- **Problem**
Go through the material and pull out every line with the string "this" in it.

- **Material provided**
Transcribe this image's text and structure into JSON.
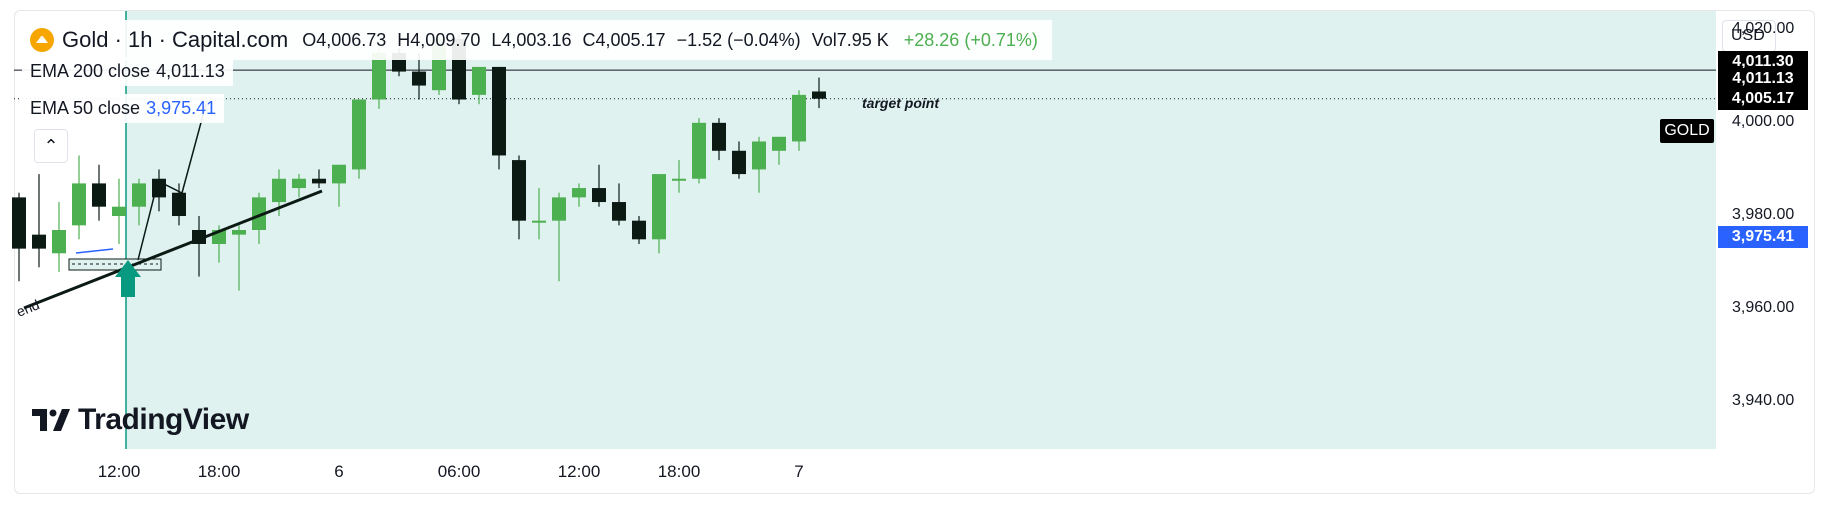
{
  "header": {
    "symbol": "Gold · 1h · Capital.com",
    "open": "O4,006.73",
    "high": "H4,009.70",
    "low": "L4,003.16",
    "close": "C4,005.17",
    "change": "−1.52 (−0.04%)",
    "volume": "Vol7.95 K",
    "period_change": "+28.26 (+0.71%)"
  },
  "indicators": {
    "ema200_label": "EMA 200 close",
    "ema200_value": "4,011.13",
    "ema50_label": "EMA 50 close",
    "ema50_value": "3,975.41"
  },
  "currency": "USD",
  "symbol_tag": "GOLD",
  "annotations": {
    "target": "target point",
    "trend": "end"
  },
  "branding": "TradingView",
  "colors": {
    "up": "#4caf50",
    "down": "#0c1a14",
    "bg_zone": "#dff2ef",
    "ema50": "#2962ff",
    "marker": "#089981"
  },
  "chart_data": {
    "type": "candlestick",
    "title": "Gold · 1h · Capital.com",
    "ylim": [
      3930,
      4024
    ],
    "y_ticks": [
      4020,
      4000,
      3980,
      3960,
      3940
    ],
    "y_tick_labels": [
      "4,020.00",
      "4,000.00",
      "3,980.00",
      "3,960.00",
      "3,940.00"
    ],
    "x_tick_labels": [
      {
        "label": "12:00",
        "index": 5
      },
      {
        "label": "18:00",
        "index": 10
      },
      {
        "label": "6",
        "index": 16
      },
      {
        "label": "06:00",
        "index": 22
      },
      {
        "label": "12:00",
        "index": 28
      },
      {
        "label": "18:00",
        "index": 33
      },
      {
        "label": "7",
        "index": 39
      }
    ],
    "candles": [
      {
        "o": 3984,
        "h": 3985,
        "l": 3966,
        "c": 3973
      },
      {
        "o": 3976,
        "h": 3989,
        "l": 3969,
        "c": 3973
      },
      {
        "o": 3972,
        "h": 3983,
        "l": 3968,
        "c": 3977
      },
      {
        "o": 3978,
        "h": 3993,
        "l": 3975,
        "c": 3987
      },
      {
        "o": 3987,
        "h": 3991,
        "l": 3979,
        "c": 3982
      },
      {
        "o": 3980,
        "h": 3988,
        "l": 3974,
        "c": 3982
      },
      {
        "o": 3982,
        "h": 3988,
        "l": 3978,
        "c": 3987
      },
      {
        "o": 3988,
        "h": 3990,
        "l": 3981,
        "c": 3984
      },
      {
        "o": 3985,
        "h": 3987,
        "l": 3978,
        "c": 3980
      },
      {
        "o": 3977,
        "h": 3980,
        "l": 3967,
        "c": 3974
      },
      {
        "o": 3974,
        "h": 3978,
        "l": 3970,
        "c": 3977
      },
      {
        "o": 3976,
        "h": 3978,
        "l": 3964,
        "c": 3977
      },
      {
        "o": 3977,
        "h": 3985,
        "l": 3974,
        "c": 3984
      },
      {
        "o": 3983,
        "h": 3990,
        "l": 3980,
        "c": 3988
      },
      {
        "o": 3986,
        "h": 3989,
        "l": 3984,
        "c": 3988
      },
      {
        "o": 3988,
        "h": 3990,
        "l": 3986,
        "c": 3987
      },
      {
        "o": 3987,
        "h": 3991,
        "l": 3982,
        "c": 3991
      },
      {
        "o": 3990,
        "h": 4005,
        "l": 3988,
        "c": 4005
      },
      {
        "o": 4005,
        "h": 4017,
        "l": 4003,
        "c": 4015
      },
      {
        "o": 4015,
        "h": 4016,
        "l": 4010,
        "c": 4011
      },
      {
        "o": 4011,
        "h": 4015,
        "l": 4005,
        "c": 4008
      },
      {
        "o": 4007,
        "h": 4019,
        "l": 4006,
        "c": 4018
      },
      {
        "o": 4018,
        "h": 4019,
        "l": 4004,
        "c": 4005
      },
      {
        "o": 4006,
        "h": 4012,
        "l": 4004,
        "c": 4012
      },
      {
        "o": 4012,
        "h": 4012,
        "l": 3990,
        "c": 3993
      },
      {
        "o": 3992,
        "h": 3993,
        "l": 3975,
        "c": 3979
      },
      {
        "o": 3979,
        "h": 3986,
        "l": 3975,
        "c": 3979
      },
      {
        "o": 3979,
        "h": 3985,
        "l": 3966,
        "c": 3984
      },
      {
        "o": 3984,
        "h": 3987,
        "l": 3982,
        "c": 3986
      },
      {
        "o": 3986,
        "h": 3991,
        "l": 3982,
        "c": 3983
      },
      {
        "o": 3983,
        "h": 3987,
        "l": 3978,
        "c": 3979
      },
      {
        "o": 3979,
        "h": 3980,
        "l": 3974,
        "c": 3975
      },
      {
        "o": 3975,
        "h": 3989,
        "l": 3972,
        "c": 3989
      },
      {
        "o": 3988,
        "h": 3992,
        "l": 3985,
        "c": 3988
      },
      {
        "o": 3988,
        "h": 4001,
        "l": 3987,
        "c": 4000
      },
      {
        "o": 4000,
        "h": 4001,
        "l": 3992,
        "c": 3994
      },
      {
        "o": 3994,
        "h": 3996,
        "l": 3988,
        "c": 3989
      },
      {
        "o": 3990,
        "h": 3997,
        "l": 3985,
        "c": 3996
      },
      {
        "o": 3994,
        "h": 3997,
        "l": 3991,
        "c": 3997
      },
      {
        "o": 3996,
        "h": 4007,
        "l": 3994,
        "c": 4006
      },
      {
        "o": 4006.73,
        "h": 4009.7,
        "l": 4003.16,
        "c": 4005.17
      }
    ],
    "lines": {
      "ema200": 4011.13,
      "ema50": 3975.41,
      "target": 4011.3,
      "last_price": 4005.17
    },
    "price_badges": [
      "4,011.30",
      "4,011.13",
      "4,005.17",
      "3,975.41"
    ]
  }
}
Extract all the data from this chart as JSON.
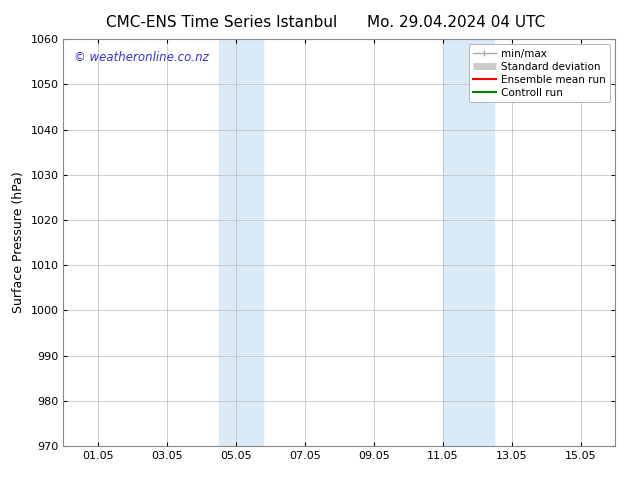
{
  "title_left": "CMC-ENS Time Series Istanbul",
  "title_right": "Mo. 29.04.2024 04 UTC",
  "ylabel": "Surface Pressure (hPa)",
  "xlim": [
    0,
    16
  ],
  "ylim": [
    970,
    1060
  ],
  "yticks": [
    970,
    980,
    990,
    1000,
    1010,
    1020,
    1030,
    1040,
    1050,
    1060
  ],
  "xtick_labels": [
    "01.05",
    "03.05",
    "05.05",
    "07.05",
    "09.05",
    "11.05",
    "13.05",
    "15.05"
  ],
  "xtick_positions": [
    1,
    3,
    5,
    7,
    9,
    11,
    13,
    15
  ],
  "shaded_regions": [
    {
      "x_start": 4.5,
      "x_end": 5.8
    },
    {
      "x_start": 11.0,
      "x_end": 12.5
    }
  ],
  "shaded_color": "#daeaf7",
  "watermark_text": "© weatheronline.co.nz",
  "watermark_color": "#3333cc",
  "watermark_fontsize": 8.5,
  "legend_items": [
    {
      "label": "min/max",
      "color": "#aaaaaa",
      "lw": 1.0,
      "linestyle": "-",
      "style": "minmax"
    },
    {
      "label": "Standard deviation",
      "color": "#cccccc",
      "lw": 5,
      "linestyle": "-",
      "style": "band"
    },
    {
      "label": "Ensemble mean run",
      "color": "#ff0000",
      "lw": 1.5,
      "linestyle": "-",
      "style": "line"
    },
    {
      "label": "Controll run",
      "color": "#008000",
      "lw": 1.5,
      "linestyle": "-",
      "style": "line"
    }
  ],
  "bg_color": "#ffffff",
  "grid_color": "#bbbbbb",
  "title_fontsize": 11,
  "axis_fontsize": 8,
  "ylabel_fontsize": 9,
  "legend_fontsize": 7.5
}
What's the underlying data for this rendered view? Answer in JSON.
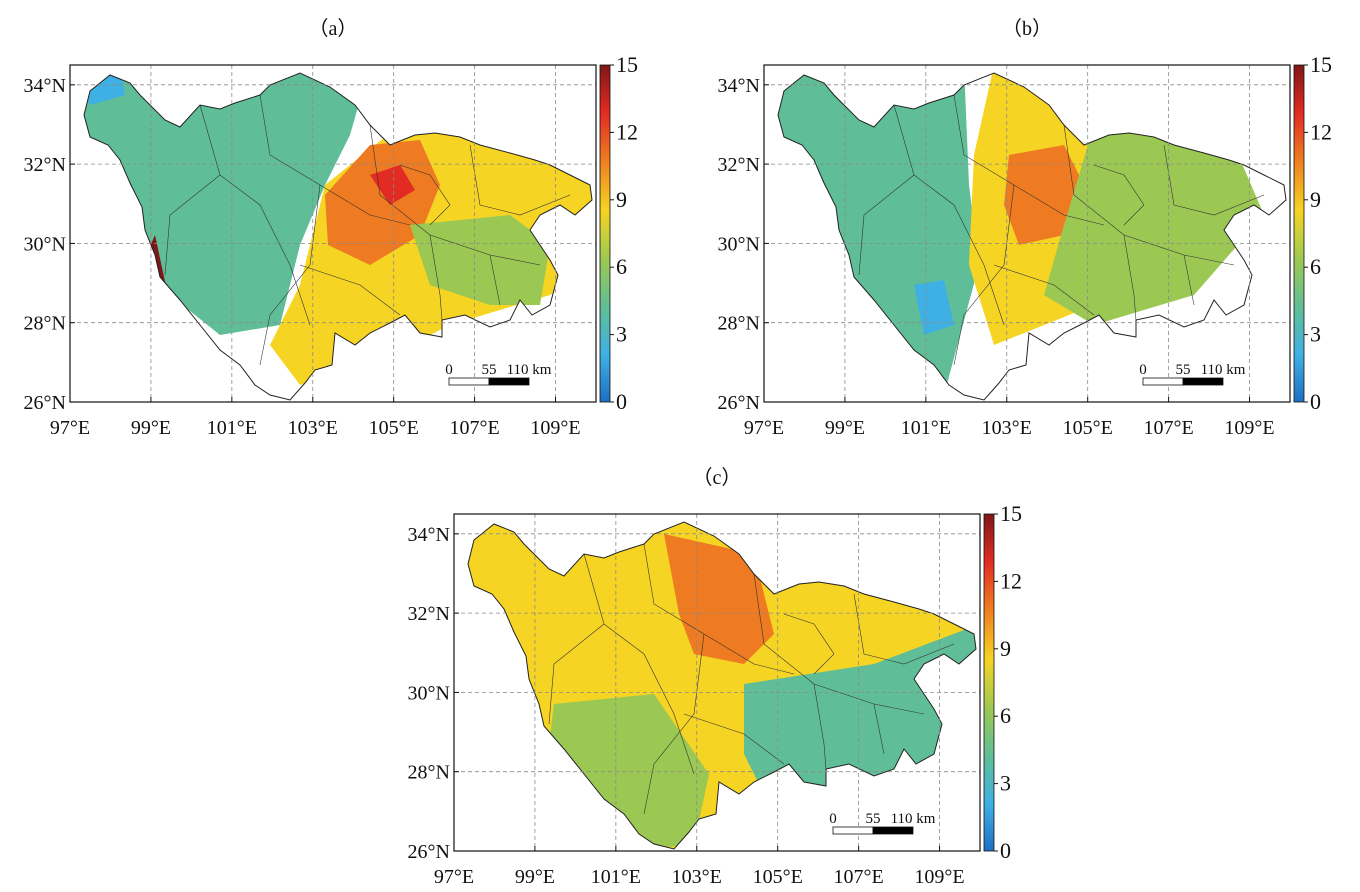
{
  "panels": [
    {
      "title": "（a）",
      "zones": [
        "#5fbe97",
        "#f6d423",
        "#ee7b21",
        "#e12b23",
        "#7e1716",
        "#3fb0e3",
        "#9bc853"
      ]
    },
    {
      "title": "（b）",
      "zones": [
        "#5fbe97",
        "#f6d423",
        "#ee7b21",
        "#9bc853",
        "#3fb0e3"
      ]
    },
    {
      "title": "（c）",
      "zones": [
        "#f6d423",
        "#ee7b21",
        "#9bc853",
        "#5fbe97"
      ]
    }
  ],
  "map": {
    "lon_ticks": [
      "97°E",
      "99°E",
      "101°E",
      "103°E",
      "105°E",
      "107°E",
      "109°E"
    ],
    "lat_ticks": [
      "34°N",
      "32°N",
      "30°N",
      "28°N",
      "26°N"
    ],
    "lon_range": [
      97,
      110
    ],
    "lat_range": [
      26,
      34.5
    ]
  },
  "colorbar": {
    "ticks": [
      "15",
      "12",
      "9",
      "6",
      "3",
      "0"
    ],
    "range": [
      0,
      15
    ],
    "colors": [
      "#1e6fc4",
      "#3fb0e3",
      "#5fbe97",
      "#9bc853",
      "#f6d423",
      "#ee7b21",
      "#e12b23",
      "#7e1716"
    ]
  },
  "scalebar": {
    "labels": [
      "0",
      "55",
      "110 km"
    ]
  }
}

- **Expected answer**
Transcribe this image's text and structure into JSON.
Extract all the data from this chart as JSON.
What's the underlying data for this rendered view? Answer in JSON.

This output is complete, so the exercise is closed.